=== Requirements ===
Write out the entries again exactly as they are given.

=== Dataset entries ===
________
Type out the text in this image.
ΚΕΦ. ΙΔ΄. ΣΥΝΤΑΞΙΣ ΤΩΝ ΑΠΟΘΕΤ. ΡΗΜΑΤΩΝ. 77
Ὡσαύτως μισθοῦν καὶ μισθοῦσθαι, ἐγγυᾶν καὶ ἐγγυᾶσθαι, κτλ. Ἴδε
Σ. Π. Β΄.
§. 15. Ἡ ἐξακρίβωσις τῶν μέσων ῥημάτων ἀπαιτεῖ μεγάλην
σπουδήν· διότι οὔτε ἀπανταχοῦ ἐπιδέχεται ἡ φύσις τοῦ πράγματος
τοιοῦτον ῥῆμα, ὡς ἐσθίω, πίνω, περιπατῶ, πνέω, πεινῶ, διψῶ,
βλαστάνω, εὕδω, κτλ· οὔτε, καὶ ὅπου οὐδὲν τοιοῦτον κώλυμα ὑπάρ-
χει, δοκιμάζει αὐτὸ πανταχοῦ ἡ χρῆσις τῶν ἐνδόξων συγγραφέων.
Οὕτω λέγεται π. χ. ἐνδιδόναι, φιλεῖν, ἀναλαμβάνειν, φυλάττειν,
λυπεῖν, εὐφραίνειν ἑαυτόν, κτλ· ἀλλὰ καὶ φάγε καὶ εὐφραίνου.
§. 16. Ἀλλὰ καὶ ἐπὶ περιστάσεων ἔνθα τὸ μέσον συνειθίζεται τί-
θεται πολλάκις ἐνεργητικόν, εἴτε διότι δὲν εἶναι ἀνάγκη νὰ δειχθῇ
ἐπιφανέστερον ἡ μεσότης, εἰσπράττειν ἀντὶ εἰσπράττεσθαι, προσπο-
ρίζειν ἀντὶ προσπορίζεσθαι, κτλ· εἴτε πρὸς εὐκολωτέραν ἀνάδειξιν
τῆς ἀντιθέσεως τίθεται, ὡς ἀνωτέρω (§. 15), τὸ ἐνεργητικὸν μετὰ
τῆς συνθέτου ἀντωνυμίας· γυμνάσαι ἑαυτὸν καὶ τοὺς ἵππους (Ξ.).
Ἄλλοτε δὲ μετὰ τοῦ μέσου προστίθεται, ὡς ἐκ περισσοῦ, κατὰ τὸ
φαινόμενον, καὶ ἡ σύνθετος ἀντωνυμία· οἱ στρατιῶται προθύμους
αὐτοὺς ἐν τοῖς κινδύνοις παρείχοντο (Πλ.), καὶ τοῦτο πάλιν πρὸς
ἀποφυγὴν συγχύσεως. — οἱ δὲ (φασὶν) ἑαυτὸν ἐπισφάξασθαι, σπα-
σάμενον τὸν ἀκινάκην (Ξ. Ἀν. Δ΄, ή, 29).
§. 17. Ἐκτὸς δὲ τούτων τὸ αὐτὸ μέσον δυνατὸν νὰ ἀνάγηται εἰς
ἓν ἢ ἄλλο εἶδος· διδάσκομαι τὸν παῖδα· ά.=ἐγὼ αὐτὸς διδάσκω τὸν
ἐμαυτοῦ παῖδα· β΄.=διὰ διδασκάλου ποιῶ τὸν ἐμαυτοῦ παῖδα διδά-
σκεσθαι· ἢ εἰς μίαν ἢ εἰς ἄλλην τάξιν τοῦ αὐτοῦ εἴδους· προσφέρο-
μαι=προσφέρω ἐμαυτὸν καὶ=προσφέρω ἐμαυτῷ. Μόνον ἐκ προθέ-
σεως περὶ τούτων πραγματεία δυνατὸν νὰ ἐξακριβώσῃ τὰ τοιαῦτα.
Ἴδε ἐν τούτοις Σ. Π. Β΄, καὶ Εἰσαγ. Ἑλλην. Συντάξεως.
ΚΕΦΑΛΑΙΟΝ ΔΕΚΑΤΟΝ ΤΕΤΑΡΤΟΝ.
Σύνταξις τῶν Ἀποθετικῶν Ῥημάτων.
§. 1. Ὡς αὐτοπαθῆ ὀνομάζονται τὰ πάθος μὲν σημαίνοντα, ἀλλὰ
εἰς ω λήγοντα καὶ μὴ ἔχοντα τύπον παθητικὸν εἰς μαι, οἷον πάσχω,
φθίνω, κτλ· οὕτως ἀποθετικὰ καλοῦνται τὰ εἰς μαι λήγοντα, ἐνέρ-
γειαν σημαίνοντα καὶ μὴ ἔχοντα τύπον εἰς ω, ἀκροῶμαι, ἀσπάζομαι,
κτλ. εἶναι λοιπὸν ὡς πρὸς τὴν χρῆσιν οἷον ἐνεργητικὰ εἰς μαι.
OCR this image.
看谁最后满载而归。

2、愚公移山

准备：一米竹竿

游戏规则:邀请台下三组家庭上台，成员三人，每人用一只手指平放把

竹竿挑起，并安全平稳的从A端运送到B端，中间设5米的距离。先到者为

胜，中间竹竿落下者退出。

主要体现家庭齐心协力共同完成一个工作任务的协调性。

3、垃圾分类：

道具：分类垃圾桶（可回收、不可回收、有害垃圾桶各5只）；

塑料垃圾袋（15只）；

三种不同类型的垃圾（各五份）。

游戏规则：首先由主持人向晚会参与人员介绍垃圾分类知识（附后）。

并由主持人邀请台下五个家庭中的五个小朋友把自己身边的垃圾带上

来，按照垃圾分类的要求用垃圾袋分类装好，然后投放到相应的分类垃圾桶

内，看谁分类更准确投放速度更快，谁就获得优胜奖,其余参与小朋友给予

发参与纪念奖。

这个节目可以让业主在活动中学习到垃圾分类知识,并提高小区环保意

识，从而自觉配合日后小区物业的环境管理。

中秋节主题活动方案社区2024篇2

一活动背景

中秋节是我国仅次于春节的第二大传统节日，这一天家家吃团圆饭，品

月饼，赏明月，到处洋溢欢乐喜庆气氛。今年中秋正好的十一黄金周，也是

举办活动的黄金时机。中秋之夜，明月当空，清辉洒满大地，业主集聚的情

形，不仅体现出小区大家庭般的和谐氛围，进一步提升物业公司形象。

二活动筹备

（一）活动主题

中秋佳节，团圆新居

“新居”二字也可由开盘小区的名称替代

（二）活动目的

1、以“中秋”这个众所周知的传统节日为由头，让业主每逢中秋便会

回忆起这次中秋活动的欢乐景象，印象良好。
________
=== Task solution ===
Type out the text in this image.
ΚΕΦ. ΙΔ΄. ΣΥΝΤΑΞΙΣ ΤΩΝ ΑΠΟΘΕΤ. ΡΗΜΑΤΩΝ. 77
Ὡσαύτως μισθοῦν καὶ μισθοῦσθαι, ἐγγυᾶν καὶ ἐγγυᾶσθαι, κτλ. Ἴδε
Σ. Π. Β΄.
§. 15. Ἡ ἐξακρίβωσις τῶν μέσων ῥημάτων ἀπαιτεῖ μεγάλην
σπουδήν· διότι οὔτε ἀπανταχοῦ ἐπιδέχεται ἡ φύσις τοῦ πράγματος
τοιοῦτον ῥῆμα, ὡς ἐσθίω, πίνω, περιπατῶ, πνέω, πεινῶ, διψῶ,
βλαστάνω, εὕδω, κτλ· οὔτε, καὶ ὅπου οὐδὲν τοιοῦτον κώλυμα ὑπάρ-
χει, δοκιμάζει αὐτὸ πανταχοῦ ἡ χρῆσις τῶν ἐνδόξων συγγραφέων.
Οὕτω λέγεται π. χ. ἐνδιδόναι, φιλεῖν, ἀναλαμβάνειν, φυλάττειν,
λυπεῖν, εὐφραίνειν ἑαυτόν, κτλ· ἀλλὰ καὶ φάγε καὶ εὐφραίνου.
§. 16. Ἀλλὰ καὶ ἐπὶ περιστάσεων ἔνθα τὸ μέσον συνειθίζεται τί-
θεται πολλάκις ἐνεργητικόν, εἴτε διότι δὲν εἶναι ἀνάγκη νὰ δειχθῇ
ἐπιφανέστερον ἡ μεσότης, εἰσπράττειν ἀντὶ εἰσπράττεσθαι, προσπο-
ρίζειν ἀντὶ προσπορίζεσθαι, κτλ· εἴτε πρὸς εὐκολωτέραν ἀνάδειξιν
τῆς ἀντιθέσεως τίθεται, ὡς ἀνωτέρω (§. 15), τὸ ἐνεργητικὸν μετὰ
τῆς συνθέτου ἀντωνυμίας· γυμνάσαι ἑαυτὸν καὶ τοὺς ἵππους (Ξ.).
Ἄλλοτε δὲ μετὰ τοῦ μέσου προστίθεται, ὡς ἐκ περισσοῦ, κατὰ τὸ
φαινόμενον, καὶ ἡ σύνθετος ἀντωνυμία· οἱ στρατιῶται προθύμους
αὐτοὺς ἐν τοῖς κινδύνοις παρείχοντο (Πλ.), καὶ τοῦτο πάλιν πρὸς
ἀποφυγὴν συγχύσεως. — οἱ δὲ (φασὶν) ἑαυτὸν ἐπισφάξασθαι, σπα-
σάμενον τὸν ἀκινάκην (Ξ. Ἀν. Δ΄, ή, 29).
§. 17. Ἐκτὸς δὲ τούτων τὸ αὐτὸ μέσον δυνατὸν νὰ ἀνάγηται εἰς
ἓν ἢ ἄλλο εἶδος· διδάσκομαι τὸν παῖδα· ά.=ἐγὼ αὐτὸς διδάσκω τὸν
ἐμαυτοῦ παῖδα· β΄.=διὰ διδασκάλου ποιῶ τὸν ἐμαυτοῦ παῖδα διδά-
σκεσθαι· ἢ εἰς μίαν ἢ εἰς ἄλλην τάξιν τοῦ αὐτοῦ εἴδους· προσφέρο-
μαι=προσφέρω ἐμαυτὸν καὶ=προσφέρω ἐμαυτῷ. Μόνον ἐκ προθέ-
σεως περὶ τούτων πραγματεία δυνατὸν νὰ ἐξακριβώσῃ τὰ τοιαῦτα.
Ἴδε ἐν τούτοις Σ. Π. Β΄, καὶ Εἰσαγ. Ἑλλην. Συντάξεως.
ΚΕΦΑΛΑΙΟΝ ΔΕΚΑΤΟΝ ΤΕΤΑΡΤΟΝ.
Σύνταξις τῶν Ἀποθετικῶν Ῥημάτων.
§. 1. Ὡς αὐτοπαθῆ ὀνομάζονται τὰ πάθος μὲν σημαίνοντα, ἀλλὰ
εἰς ω λήγοντα καὶ μὴ ἔχοντα τύπον παθητικὸν εἰς μαι, οἷον πάσχω,
φθίνω, κτλ· οὕτως ἀποθετικὰ καλοῦνται τὰ εἰς μαι λήγοντα, ἐνέρ-
γειαν σημαίνοντα καὶ μὴ ἔχοντα τύπον εἰς ω, ἀκροῶμαι, ἀσπάζομαι,
κτλ. εἶναι λοιπὸν ὡς πρὸς τὴν χρῆσιν οἷον ἐνεργητικὰ εἰς μαι.
OCR this image.
看谁最后满载而归。

2、愚公移山

准备：一米竹竿

游戏规则:邀请台下三组家庭上台，成员三人，每人用一只手指平放把

竹竿挑起，并安全平稳的从A端运送到B端，中间设5米的距离。先到者为

胜，中间竹竿落下者退出。

主要体现家庭齐心协力共同完成一个工作任务的协调性。

3、垃圾分类：

道具：分类垃圾桶（可回收、不可回收、有害垃圾桶各5只）；

塑料垃圾袋（15只）；

三种不同类型的垃圾（各五份）。

游戏规则：首先由主持人向晚会参与人员介绍垃圾分类知识（附后）。

并由主持人邀请台下五个家庭中的五个小朋友把自己身边的垃圾带上

来，按照垃圾分类的要求用垃圾袋分类装好，然后投放到相应的分类垃圾桶

内，看谁分类更准确投放速度更快，谁就获得优胜奖,其余参与小朋友给予

发参与纪念奖。

这个节目可以让业主在活动中学习到垃圾分类知识,并提高小区环保意

识，从而自觉配合日后小区物业的环境管理。

中秋节主题活动方案社区2024篇2

一活动背景

中秋节是我国仅次于春节的第二大传统节日，这一天家家吃团圆饭，品

月饼，赏明月，到处洋溢欢乐喜庆气氛。今年中秋正好的十一黄金周，也是

举办活动的黄金时机。中秋之夜，明月当空，清辉洒满大地，业主集聚的情

形，不仅体现出小区大家庭般的和谐氛围，进一步提升物业公司形象。

二活动筹备

（一）活动主题

中秋佳节，团圆新居

“新居”二字也可由开盘小区的名称替代

（二）活动目的

1、以“中秋”这个众所周知的传统节日为由头，让业主每逢中秋便会

回忆起这次中秋活动的欢乐景象，印象良好。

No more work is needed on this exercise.